Article:
Aujourd’hui, même si l’administration américaine refuse de l’admettre clairement, chacun sait que l’Ukraine ne peut pas gagner quelles que soient les quantités d’armes et d’argent qui seront allouées à Kiev[4]. Le général Valeri Zaloujny, le commandant en chef de l’armée ukrainienne, a adressé au secrétaire à la Défense américain Lloyd Austin, le 4 octobre, une demande de 17 millions d’obus divers, notamment de 155 mm (bien plus que la quantité de telles munitions disponibles aujourd’hui dans le monde) et de 350 milliards USD. Tel serait le prix, totalement irréaliste, à payer pour renverser le sort des armes. On comprend bien qu’il ne s’agit que d’un moyen de rejeter sur autrui la responsabilité de l’échec : « C’est la faute des Ukrainiens qui n’ont pas appliqué les plans géniaux concoctés par l’OTAN ! » dit-on à Washington. « C’est la faute des Occidentaux qui n’ont pas fourni toute l’aide dont nous avions besoin ! » réplique-t-on à Kiev. Mais cela n’augure rien de bon, ni pour Joe Biden (quels que soient ses ventriloques), ni pour Volodymyr Zelensky. La paix ne pourra venir que d’un changement de pouvoir à Kiev. Mais les bandéristes, eux, poursuivront le combat quoi qu’il advienne,

Quant aux Européens, imprudents d’avoir lié leur sort aux lubies de Washington, ils n’auront d’autre recours que de chercher les moyens de se rabibocher avec la Russie (et ses soutiens de l’OPEP) pour bénéficier à nouveau de cette énergie bon marché qui seule rend possible un décollage économique.

Vos tâches:
A. Extrayez mot pour mot, dans l'article sur la guerre en Ukraine, le passage qui va de « Quant aux Européens, imprudents » jusqu'à « un décollage économique. ».
B. Écrivez la suite de l'article sur la guerre en Ukraine, à partir de sa dernière phrase.

Enregistrements provenant d'une source de données:
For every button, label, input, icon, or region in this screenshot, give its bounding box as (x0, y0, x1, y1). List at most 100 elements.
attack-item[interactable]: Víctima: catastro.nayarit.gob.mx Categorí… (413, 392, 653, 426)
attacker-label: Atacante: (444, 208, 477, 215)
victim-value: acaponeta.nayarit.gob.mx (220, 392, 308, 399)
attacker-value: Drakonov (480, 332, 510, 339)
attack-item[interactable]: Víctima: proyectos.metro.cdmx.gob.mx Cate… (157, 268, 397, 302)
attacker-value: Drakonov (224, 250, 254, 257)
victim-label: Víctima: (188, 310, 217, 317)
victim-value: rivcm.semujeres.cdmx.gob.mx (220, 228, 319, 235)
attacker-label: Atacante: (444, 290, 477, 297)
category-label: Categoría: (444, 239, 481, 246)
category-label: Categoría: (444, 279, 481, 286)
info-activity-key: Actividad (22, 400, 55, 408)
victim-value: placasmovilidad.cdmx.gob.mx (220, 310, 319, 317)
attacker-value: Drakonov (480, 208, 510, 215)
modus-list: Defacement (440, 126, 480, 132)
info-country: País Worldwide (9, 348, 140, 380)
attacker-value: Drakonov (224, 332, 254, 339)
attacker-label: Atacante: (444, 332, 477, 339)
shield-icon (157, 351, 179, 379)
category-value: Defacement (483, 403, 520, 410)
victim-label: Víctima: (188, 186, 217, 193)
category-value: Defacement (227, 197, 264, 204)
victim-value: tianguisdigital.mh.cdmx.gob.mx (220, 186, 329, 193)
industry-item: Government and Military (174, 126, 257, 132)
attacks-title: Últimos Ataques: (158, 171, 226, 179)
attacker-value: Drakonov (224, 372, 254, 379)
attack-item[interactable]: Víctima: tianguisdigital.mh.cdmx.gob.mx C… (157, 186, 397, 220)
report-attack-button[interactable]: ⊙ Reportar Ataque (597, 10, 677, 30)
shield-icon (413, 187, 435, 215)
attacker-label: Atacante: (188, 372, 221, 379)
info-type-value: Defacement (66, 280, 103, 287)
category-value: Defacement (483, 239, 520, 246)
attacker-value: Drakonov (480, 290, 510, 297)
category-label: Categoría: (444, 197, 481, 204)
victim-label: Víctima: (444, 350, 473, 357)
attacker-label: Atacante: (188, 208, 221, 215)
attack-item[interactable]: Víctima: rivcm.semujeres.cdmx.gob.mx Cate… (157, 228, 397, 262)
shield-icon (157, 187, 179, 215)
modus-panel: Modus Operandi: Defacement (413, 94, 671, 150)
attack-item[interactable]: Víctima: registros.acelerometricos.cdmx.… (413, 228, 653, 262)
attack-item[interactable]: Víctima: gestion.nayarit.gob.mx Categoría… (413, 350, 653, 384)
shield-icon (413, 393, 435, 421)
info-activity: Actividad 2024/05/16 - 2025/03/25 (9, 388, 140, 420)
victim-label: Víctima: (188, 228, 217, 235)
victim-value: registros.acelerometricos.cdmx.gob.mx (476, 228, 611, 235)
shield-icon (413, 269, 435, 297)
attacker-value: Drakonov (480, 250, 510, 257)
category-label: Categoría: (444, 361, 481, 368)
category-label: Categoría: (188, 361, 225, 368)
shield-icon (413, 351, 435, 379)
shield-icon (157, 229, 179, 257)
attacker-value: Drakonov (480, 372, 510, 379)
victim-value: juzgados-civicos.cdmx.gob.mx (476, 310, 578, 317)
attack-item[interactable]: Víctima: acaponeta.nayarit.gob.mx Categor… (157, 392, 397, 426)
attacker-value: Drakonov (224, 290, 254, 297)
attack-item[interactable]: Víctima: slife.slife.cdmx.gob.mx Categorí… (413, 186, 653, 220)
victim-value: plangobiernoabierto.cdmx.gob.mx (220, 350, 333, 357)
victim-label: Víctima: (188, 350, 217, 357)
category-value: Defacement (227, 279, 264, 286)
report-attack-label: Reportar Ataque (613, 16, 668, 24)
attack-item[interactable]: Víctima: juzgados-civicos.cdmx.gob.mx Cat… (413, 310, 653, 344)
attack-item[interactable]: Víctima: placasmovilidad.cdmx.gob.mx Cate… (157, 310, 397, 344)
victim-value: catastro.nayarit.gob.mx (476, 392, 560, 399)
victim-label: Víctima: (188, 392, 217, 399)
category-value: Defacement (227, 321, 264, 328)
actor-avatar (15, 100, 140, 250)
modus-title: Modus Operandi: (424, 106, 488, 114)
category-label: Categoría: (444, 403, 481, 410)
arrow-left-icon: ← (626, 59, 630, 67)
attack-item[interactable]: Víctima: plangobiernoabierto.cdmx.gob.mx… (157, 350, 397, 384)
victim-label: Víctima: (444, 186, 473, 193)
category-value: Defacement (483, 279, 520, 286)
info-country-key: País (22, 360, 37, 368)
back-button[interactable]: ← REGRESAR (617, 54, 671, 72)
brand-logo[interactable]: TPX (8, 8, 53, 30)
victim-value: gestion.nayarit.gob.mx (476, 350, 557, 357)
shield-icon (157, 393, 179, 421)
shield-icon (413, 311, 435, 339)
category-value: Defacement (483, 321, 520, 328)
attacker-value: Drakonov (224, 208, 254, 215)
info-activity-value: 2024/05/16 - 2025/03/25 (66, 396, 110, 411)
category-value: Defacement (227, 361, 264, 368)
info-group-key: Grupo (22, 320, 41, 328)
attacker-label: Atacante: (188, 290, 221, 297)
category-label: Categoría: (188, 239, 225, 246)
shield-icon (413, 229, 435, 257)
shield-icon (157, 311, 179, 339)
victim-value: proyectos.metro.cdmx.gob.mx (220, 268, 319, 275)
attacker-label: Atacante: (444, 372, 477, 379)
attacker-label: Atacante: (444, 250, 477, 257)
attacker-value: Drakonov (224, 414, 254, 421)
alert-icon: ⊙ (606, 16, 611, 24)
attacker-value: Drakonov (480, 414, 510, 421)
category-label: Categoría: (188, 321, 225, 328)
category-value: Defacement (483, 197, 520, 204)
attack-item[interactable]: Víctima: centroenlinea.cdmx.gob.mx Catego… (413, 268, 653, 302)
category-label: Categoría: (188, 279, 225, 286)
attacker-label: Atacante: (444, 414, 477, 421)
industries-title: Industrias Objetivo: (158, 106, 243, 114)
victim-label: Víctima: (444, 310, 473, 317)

Réponses attendues:
A.
Quant aux Européens, imprudents d’avoir lié leur sort aux lubies de Washington, ils n’auront d’autre recours que de chercher les moyens de se rabibocher avec la Russie (et ses soutiens de l’OPEP) pour bénéficier à nouveau de cette énergie bon marché qui seule rend possible un décollage économique.

B.
[1] “If Putin takes Ukraine, he won’t stop there. It’s important to see the long run here. He’s going to keep going. He’s made that pretty clear. If Putin attacks a NATO Ally — if he keeps going and then he attacks a NATO Ally — well, we’ve committed as a NATO member that we’d defend every inch of NATO territory. Then we’ll have something that we don’t seek and that we don’t have today: American troops fighting Russian troops — American troops fighting Russian troops if he moves into other parts of NATO.

[2] “American boots would very much have to be involved if Mr.  Putin is let to — have this strategic victory in Ukraine, and then perhaps goes after one of our NATO Allies.”

[3] Brave New Europe, 10 novembre 2023, « Peace For Ukraine – The disastrous derailment of early peace efforts to end the war in Ukraine ».

[4] En ce qui concerne les armes, on sait qu’il y en a peu de disponibles (sauf un effort colossal de l’industrie militaire occidentale). Quant à l’argent, il sert surtout à arroser les industriels de l’armement américains et les politiciens qui reçoivent de leur part d’abondantes rétrocommissions pour le financement de leurs campagnes, à permettre aux oligarques et aux officiels ukrainiens de se préparer de confortables retraites dorées et, accessoirement, à combler les trous du budget ukrainien.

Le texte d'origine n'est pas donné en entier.